__Soal__.
Lanjutkan tulisan tentang sejarah dan adat suku Dayak, mulai setelah kalimat terakhirnya.

__Cuplikan Halaman__.
——
Sebagian besar suku Dayak memeluk Islam dan tidak lagi mengakui dirinya sebagai orang Dayak, tapi menyebut dirinya sebagai orang Melayu atau orang Banjar. Sedangkan orang Dayak yang menolak agama Islam kembali menyusuri sungai, masuk ke pedalaman di Kalimantan Tengah, bermukim di daerah-daerah Kayu Tangi, Amuntai, Margasari, Watang Amandit, Labuan Lawas dan Watang Balangan. Sebagain lagi terus terdesak masuk rimba. Orang Dayak pemeluk Islam kebanyakan berada di Kalimantan Selatan dan sebagian Kotawaringin, salah seorang Sultan Kesultanan Banjar yang terkenal adalah Lambung Mangkurat sebenarnya adalah seorang Dayak (Ma’anyan atau Ot Danum)
Tidak hanya dari nusantara, bangsa-bangsa lain juga berdatangan ke Kalimantan. Bangsa Tionghoa diperkirakan mulai datang ke Kalimantan pada masa Dinasti Ming tahun 1368-1643. Dari manuskrip berhuruf kanji disebutkan bahwa kota yang pertama di kunjungi adalah Banjarmasin. Tetapi masih belum jelas apakah bangsa Tionghoa datang pada era Bajarmasin (dibawah hegemoni Majapahit) atau di era Islam.
Kedatangan bangsa Tionghoa tidak mengakibatkan perpindahan penduduk Dayak dan tidak memiliki pengaruh langsung karena langsung karena mereka hanya berdagang, terutama dengan kerajaan Banjar di Banjarmasin. Mereka tidak langsung berniaga dengan orang Dayak. Peninggalan bangsa Tionghoa masih disimpan oleh sebagian suku Dayak seperti piring malawen, belanga (guci) dan peralatan keramik.
Sejak awal abad V bangsa Tionghoa telah sampai di Kalimantan. Pada abad XV Raja Yung Lo mengirim sebuah angkatan perang besar ke selatan (termasuk Nusantara) di bawah pimpinan Chang Ho, dan kembali ke Tiongkok pada tahun 1407, setelah sebelumnya singgah ke Jawa, Kalimantan, Malaka, Manila dan Solok. Pada tahun 1750, Sultan Mempawah menerima orang-orang Tionghoa (dari Brunei) yang sedang mencari emas. Orang-orang Tionghoa tersebut membawa juga barang dagangan diantaranya candu, sutera, barang pecah belah seperti piring, cangkir, mangkok dan guci (Sarwoto kertodipoero,1963)
Dibawah ini ada beberapa adat istiadat bagi suku dayak yang masih terpelihara hingga kini, dan dunia supranatural Suku Dayak pada zaman dahulu maupun zaman sekarang yang masih kuat sampai sekarang. Adat istiadat ini merupakan salah satu kekayaan budaya yang dimiliki oleh Bangsa Indonesia, karena pada awal mulanya Suku Dayak berasal dari pedalaman Kalimantan.
——
__Data Mentah__.
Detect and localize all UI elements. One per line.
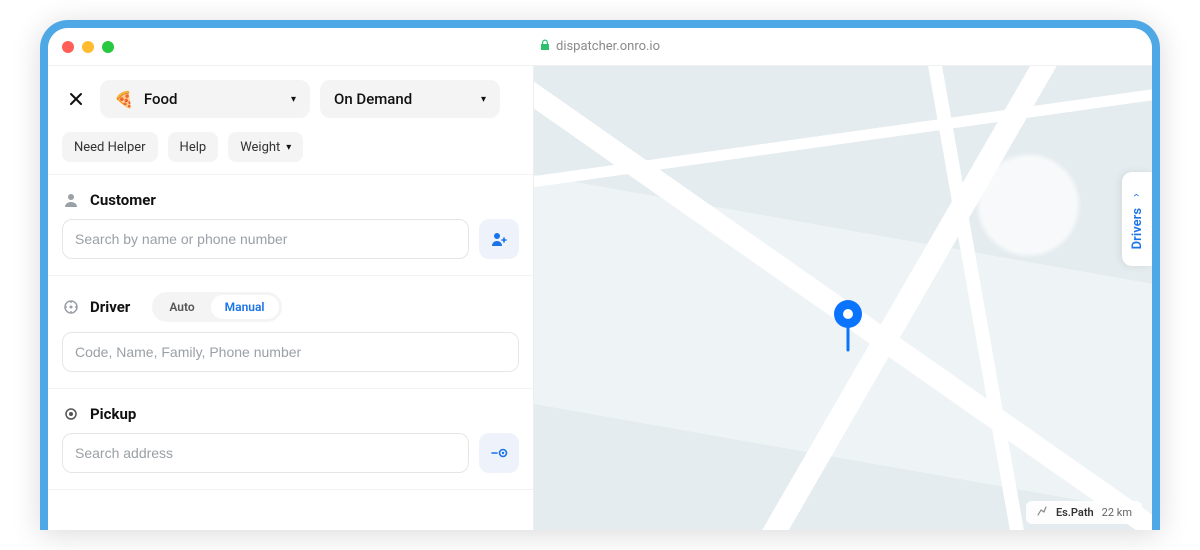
——
__Hasil__.
·         Upacara Tiwah
Upacara Tiwah merupakan acara adat suku Dayak. Tiwah merupakan upacara yang dilaksanakan untuk pengantaran tulang orang yang sudah meninggal ke Sandung yang sudah di buat. Sandung adalah tempat yang semacam rumah kecil yang memang dibuat khusus untuk mereka yang sudah meninggal dunia.
Upacara Tiwah bagi Suku Dayak sangatlah sakral, pada acara Tiwah ini sebelum tulang-tulang orang yang sudah mati tersebut di antar dan diletakkan ke tempatnya (sandung), banyak sekali acara-acara ritual, tarian, suara gong maupun hiburan lain. Sampai akhirnya tulang-tulang tersebut di letakkan di tempatnya (Sandung).
·         Dunia Supranatural
Dunia Supranatural bagi Suku Dayak memang sudah sejak jaman dulu merupakan ciri khas kebudayaan Dayak. Karena supranatural ini pula orang luar negeri sana menyebut Dayak sebagai pemakan manusia ( kanibal ). Namun pada kenyataannya Suku Dayak adalah suku yang sangat cinta damai asal mereka tidak di ganggu dan ditindas semena-mena. Kekuatan supranatural Dayak Kalimantan banyak jenisnya, contohnya Manajah Antang. Manajah Antang merupakan cara suku Dayak untuk mencari petunjuk seperti mencari keberadaan musuh yang sulit di temukan dari arwah para leluhur dengan media burung Antang, dimanapun musuh yang di cari pasti akan ditemukan.
·         Mangkok merah.
Mangkok merah merupakan media persatuan Suku Dayak. Mangkok merah beredar jika orang Dayak merasa kedaulatan mereka dalam bahaya besar. “Panglima” atau sering suku Dayak sebut Pangkalima biasanya mengeluarkan isyarat siaga atau perang berupa mangkok merah yang di edarkan dari kampung ke kampung secara cepat sekali. Dari penampilan sehari-hari banyak orang tidak tahu siapa panglima Dayak itu. Orangnya biasa-biasa saja, hanya saja ia mempunyai kekuatan supranatural yang luar biasa. Percaya atau tidak panglima itu mempunyai ilmu bisa terbang kebal dari apa saja seperti peluru, senjata tajam dan sebagainya.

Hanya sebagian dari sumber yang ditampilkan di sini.